> _INPUT_:
:::
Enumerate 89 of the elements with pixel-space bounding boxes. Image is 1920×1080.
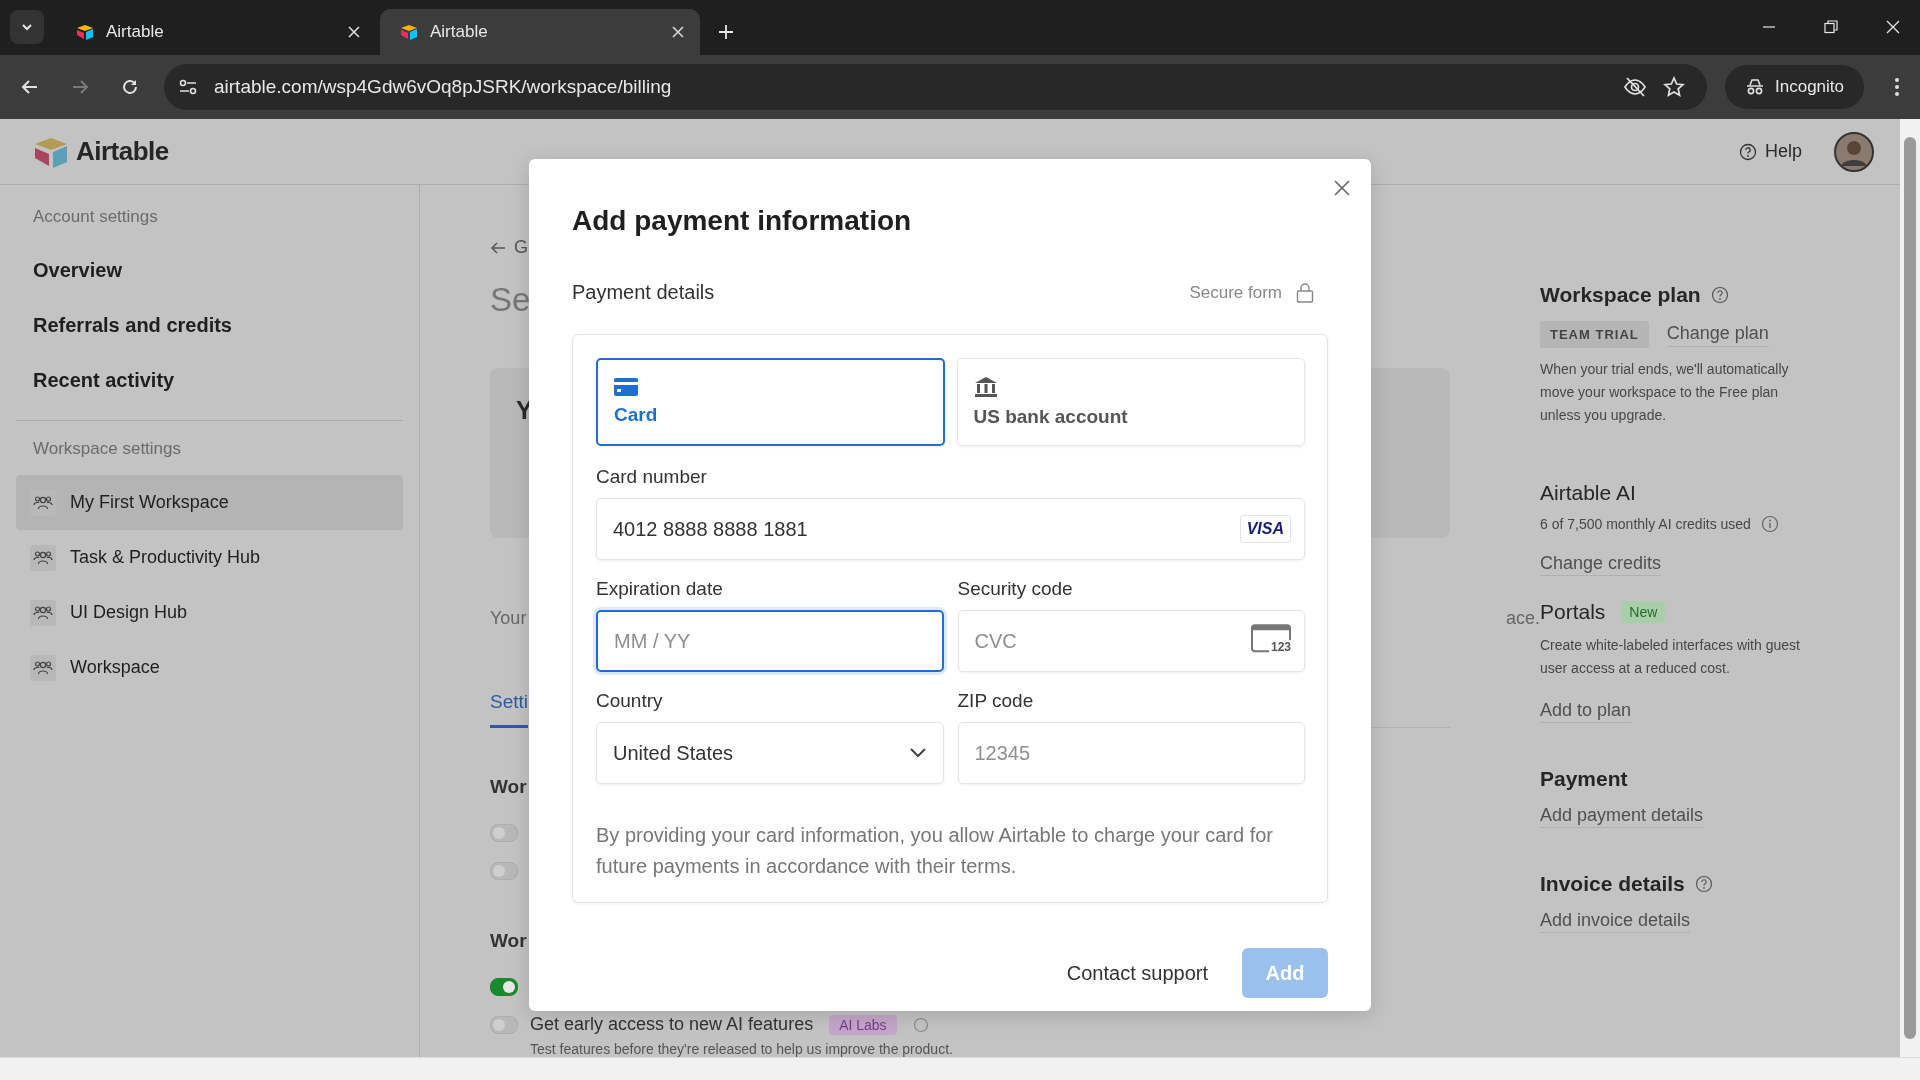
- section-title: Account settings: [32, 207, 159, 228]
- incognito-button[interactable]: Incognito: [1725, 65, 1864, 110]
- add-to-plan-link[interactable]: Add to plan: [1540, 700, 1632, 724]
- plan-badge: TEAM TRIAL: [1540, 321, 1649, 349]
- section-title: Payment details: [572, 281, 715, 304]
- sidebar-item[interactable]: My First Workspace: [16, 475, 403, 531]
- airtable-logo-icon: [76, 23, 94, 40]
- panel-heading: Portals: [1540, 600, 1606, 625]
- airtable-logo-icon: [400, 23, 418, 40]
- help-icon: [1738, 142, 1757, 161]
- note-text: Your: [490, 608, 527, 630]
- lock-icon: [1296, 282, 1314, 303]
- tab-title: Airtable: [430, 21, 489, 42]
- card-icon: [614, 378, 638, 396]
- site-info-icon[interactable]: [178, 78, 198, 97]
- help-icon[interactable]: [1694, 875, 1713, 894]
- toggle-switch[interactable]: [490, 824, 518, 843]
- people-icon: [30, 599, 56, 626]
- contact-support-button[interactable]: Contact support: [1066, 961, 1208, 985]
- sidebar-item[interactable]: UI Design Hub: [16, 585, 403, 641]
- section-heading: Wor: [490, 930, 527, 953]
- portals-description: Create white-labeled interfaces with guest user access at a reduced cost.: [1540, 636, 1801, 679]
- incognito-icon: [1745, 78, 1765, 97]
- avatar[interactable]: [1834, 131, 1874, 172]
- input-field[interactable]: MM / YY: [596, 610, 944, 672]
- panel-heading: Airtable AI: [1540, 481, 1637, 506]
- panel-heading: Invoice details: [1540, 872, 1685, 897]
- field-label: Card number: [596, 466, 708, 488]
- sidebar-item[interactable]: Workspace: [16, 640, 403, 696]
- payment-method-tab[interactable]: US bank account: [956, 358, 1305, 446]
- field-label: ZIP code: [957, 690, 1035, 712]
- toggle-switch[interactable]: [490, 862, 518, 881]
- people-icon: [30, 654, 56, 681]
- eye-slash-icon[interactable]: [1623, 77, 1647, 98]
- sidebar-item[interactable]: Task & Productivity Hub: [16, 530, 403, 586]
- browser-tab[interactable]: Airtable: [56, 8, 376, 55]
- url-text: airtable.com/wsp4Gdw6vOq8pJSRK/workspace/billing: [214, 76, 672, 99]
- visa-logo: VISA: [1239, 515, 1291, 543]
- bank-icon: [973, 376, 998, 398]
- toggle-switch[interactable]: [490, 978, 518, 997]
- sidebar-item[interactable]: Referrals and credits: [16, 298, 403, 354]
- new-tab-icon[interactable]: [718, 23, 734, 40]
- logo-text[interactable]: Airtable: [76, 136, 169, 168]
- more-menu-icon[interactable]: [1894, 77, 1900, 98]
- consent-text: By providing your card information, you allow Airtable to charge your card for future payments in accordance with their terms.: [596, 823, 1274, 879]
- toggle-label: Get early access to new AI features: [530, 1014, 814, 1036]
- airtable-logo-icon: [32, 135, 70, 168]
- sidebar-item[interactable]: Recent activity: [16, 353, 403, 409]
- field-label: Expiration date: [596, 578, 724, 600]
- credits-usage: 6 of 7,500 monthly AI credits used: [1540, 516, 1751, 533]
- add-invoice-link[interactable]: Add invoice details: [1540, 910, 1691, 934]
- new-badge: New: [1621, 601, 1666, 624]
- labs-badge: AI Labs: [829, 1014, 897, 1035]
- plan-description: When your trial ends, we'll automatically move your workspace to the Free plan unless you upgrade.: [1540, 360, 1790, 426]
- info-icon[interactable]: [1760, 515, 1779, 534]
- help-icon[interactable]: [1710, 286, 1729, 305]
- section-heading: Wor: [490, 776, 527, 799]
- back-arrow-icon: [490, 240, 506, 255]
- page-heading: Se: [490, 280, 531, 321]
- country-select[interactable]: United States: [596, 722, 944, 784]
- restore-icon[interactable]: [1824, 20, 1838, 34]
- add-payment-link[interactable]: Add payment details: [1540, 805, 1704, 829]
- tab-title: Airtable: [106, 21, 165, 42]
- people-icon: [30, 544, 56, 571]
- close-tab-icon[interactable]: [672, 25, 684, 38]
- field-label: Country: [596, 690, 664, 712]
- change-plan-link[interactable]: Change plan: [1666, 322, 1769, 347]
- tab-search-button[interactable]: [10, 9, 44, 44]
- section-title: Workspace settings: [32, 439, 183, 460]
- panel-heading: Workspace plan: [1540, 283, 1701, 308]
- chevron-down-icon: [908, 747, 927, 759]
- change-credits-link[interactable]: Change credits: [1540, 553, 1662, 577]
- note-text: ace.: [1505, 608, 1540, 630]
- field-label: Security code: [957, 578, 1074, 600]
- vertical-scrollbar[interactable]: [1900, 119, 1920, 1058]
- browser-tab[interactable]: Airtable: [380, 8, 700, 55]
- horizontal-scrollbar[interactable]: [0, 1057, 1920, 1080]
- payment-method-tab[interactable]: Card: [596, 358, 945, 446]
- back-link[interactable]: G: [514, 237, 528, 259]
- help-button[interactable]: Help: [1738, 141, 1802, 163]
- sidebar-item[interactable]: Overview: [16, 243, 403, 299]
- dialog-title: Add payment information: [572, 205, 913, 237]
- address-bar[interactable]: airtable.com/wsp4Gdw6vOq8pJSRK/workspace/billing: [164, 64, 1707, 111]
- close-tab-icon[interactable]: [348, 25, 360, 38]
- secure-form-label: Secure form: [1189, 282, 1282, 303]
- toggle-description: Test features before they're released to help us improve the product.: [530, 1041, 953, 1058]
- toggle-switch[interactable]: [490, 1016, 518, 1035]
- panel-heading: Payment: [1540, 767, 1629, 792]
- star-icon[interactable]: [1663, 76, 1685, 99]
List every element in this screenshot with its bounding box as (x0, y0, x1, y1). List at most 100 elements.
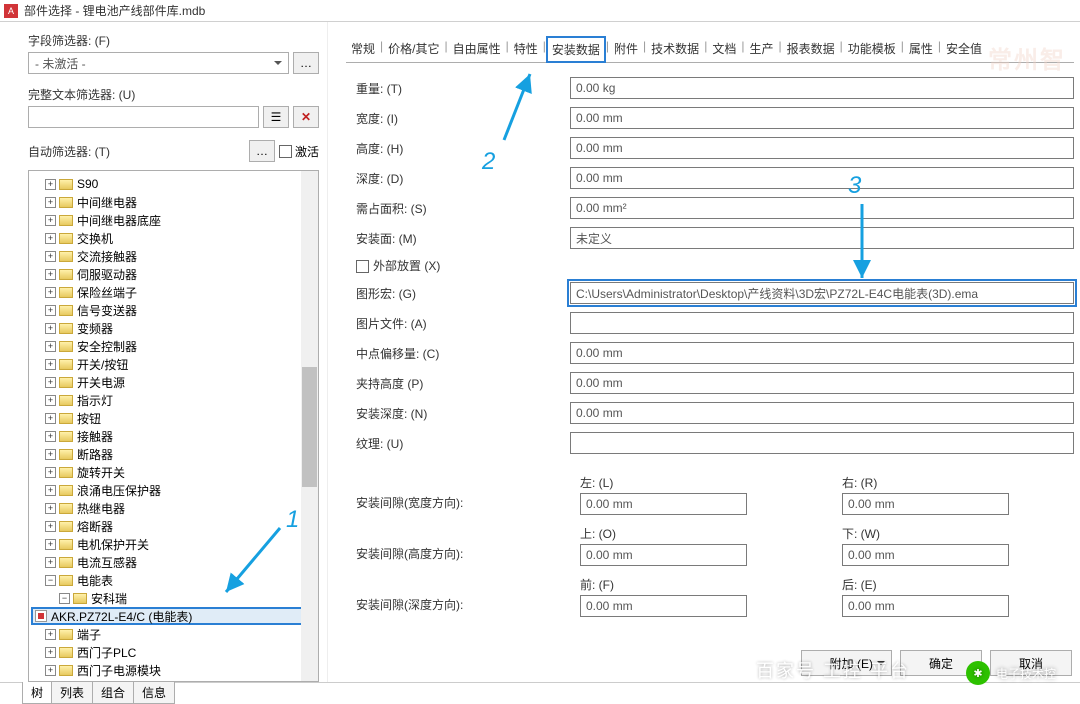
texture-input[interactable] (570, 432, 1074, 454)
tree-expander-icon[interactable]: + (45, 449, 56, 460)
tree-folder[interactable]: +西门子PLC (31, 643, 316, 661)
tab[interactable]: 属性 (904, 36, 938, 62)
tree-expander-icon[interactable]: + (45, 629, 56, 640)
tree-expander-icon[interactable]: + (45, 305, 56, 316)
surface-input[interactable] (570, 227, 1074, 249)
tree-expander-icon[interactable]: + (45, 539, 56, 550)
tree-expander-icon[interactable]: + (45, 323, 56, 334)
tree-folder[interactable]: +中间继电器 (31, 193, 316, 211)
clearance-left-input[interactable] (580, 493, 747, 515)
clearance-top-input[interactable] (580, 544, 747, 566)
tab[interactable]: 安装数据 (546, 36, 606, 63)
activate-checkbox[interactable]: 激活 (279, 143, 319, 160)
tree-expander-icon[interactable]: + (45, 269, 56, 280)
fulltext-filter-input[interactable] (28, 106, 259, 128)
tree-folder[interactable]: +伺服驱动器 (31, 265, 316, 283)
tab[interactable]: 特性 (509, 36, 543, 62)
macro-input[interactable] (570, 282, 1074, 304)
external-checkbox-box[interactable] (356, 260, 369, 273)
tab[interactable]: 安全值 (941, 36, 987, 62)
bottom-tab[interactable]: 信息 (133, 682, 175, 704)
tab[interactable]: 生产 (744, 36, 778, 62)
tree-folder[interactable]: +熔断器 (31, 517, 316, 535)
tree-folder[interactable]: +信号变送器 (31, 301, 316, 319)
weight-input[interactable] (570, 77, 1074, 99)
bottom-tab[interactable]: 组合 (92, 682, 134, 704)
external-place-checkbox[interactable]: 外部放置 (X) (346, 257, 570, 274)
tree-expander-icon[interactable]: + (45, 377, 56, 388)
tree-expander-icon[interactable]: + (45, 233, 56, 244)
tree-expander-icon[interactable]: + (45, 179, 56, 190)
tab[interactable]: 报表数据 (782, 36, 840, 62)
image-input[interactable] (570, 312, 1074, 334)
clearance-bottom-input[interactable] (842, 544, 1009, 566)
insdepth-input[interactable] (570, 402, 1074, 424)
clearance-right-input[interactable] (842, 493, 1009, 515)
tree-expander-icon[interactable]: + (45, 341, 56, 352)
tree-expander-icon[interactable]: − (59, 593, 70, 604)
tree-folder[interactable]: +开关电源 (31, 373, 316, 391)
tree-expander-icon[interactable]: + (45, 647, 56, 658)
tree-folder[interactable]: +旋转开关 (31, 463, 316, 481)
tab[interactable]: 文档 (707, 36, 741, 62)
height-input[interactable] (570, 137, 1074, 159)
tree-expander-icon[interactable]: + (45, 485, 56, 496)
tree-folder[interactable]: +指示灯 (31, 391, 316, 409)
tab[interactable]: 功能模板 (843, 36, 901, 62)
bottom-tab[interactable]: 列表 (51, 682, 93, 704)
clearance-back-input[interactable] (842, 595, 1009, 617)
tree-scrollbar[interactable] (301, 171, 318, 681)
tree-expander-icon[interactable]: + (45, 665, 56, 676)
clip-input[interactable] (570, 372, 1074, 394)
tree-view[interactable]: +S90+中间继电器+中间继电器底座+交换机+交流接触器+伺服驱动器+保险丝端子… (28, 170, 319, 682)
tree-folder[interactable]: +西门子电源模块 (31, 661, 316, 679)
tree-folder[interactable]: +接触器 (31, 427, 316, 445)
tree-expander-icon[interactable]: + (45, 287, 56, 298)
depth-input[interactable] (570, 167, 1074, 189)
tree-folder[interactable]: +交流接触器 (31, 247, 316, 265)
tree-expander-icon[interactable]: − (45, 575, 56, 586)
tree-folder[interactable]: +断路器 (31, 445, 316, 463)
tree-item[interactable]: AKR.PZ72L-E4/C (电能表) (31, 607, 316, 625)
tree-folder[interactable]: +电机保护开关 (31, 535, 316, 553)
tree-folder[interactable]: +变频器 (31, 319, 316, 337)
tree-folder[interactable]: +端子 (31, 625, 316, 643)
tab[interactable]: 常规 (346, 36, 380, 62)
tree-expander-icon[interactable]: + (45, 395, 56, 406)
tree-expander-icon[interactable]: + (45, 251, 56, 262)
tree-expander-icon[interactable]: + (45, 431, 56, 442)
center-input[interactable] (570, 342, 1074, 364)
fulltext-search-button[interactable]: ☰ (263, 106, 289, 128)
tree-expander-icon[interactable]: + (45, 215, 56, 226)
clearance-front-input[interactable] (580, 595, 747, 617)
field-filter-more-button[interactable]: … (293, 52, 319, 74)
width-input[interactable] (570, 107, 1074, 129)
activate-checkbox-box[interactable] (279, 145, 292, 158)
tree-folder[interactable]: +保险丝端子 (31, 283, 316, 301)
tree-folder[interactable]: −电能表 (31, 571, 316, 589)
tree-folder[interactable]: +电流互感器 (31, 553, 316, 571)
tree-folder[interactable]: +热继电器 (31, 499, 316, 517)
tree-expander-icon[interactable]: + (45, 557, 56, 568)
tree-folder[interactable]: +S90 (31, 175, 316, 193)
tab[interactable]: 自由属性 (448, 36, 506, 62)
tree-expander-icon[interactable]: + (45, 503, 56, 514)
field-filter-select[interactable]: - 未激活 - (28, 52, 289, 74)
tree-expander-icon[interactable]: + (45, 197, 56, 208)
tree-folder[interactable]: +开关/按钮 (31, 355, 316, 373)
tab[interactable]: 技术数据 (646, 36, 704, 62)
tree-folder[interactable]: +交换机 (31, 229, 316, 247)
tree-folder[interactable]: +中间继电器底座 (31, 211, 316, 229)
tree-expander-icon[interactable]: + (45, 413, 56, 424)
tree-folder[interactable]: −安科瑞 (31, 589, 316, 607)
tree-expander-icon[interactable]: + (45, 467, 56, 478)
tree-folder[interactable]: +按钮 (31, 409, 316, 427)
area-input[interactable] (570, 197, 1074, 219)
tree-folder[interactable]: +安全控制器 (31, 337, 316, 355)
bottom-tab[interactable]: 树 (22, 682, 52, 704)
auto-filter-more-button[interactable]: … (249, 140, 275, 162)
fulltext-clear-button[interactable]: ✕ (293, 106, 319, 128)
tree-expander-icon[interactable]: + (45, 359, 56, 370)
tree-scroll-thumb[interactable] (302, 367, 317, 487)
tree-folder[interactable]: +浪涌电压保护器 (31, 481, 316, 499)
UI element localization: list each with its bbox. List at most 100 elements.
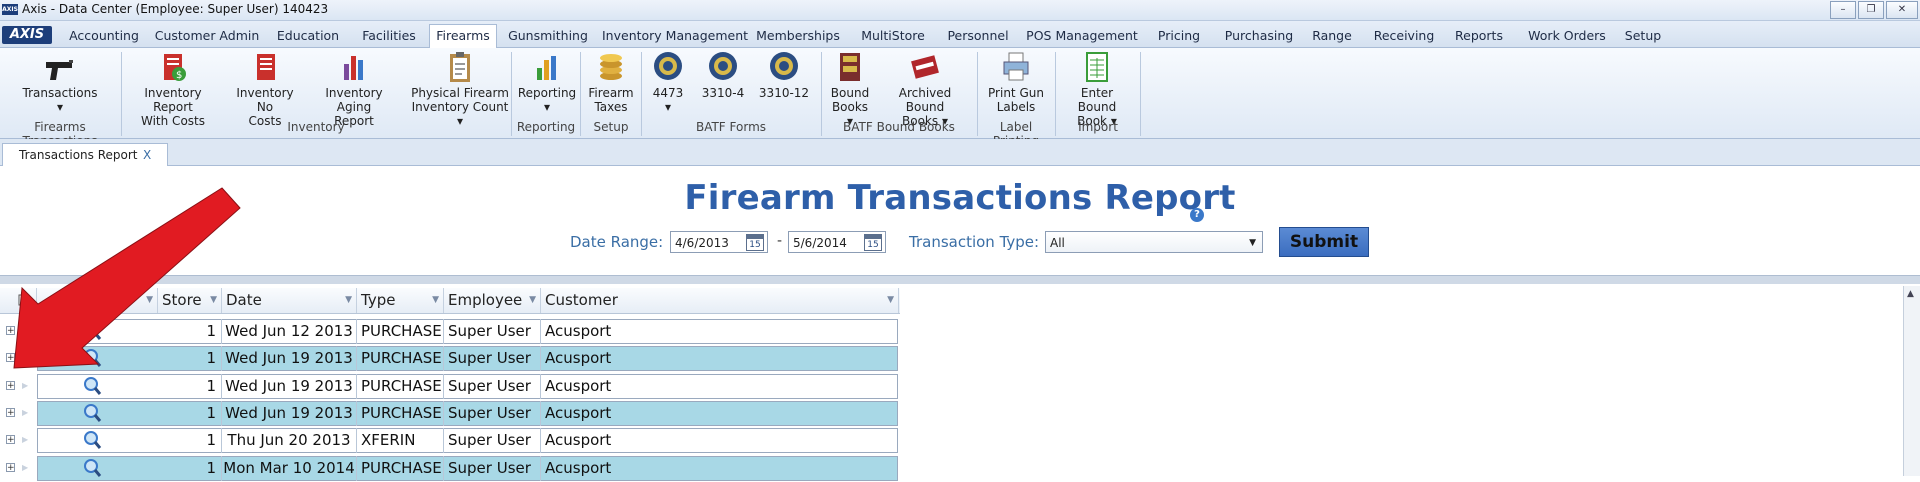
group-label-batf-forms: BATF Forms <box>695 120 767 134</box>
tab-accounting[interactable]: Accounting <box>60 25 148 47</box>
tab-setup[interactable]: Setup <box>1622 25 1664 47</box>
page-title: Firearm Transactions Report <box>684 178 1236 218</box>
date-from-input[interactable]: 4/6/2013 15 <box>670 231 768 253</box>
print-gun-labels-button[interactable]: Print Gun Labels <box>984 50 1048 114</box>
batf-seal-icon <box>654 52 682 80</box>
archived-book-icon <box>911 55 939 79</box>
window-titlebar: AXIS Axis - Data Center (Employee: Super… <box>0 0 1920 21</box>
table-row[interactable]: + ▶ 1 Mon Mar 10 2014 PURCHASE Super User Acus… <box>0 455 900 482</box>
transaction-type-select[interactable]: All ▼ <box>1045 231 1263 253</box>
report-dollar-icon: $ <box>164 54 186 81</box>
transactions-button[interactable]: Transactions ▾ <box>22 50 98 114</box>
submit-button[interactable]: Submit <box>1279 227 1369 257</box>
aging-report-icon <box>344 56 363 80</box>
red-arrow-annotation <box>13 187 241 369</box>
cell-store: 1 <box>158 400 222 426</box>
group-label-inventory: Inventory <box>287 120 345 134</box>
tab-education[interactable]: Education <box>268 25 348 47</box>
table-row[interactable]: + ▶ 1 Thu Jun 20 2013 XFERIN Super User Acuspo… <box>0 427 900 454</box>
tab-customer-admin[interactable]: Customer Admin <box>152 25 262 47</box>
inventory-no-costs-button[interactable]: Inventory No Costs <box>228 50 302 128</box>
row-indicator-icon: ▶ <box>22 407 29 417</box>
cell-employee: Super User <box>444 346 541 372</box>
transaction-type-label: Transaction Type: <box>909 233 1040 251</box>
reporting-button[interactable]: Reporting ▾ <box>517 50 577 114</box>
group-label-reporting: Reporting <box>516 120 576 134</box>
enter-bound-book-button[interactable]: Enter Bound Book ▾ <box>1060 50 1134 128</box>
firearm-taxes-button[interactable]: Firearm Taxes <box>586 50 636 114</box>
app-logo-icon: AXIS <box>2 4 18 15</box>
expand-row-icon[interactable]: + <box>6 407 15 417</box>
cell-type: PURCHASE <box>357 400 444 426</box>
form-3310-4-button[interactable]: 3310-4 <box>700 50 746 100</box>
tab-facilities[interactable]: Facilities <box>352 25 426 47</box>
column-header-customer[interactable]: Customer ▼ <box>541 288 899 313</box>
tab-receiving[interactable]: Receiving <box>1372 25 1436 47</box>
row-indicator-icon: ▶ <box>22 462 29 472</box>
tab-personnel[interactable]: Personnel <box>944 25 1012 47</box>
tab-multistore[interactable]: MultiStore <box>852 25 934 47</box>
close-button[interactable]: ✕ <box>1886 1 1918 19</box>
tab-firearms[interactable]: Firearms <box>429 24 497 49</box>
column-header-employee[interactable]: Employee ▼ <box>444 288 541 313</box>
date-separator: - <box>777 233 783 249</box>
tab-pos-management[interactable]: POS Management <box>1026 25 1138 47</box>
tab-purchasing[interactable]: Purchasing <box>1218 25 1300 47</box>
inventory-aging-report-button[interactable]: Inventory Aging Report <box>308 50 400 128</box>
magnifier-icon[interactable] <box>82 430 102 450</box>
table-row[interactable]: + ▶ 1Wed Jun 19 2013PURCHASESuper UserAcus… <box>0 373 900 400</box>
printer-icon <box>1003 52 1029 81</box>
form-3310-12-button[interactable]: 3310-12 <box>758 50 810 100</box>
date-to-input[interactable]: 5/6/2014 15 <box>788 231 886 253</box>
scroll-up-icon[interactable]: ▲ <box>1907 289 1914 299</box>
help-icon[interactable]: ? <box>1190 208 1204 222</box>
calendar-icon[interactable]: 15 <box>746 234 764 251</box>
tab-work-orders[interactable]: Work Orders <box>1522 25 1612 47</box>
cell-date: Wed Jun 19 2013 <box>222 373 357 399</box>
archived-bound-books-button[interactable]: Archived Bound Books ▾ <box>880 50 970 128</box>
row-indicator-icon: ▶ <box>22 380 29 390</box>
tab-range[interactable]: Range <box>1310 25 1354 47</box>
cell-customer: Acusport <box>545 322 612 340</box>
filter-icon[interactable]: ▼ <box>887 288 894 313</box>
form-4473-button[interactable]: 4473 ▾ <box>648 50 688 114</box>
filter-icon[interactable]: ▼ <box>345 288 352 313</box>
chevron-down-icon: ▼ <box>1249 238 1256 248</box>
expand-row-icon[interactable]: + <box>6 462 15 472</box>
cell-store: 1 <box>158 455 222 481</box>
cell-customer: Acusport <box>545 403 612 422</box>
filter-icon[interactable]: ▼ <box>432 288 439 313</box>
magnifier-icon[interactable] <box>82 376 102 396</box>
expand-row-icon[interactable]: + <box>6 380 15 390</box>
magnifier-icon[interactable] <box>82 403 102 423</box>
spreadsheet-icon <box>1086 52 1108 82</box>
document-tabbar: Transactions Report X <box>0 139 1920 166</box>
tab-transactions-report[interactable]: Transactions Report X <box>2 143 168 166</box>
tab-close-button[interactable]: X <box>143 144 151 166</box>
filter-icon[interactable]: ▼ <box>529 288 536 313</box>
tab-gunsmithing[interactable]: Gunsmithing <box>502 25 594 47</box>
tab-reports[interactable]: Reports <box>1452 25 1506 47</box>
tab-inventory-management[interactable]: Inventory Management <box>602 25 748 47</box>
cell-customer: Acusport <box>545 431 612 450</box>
:::
> _GIVEN TASK_: Convert the listing from the line with "texture-input[interactable] (570, 432, 1074, 454)" to the line with "tab[interactable]: 安全值 (941, 36, 987, 62)", both included, into a JSON list of strings with one string per line and blank lines omitted.

> _WORKED SOLUTION_:
[
  "texture-input[interactable] (570, 432, 1074, 454)",
  "tree-expander-icon[interactable]: + (45, 449, 56, 460)",
  "tree-folder[interactable]: +西门子PLC (31, 643, 316, 661)",
  "tab[interactable]: 属性 (904, 36, 938, 62)",
  "tree-expander-icon[interactable]: + (45, 629, 56, 640)",
  "tree-expander-icon[interactable]: + (45, 305, 56, 316)",
  "surface-input[interactable] (570, 227, 1074, 249)",
  "tree-expander-icon[interactable]: + (45, 539, 56, 550)",
  "tree-expander-icon[interactable]: + (45, 323, 56, 334)",
  "tree-folder[interactable]: +中间继电器 (31, 193, 316, 211)",
  "clearance-left-input[interactable] (580, 493, 747, 515)",
  "clearance-top-input[interactable] (580, 544, 747, 566)",
  "tab[interactable]: 安装数据 (546, 36, 606, 63)",
  "activate-checkbox[interactable]: 激活 (279, 143, 319, 160)",
  "tree-expander-icon[interactable]: + (45, 269, 56, 280)",
  "fulltext-filter-input[interactable] (28, 106, 259, 128)",
  "tree-folder[interactable]: +伺服驱动器 (31, 265, 316, 283)",
  "tab[interactable]: 特性 (509, 36, 543, 62)",
  "macro-input[interactable] (570, 282, 1074, 304)",
  "external-checkbox-box[interactable] (356, 260, 369, 273)",
  "tab[interactable]: 安全值 (941, 36, 987, 62)"
]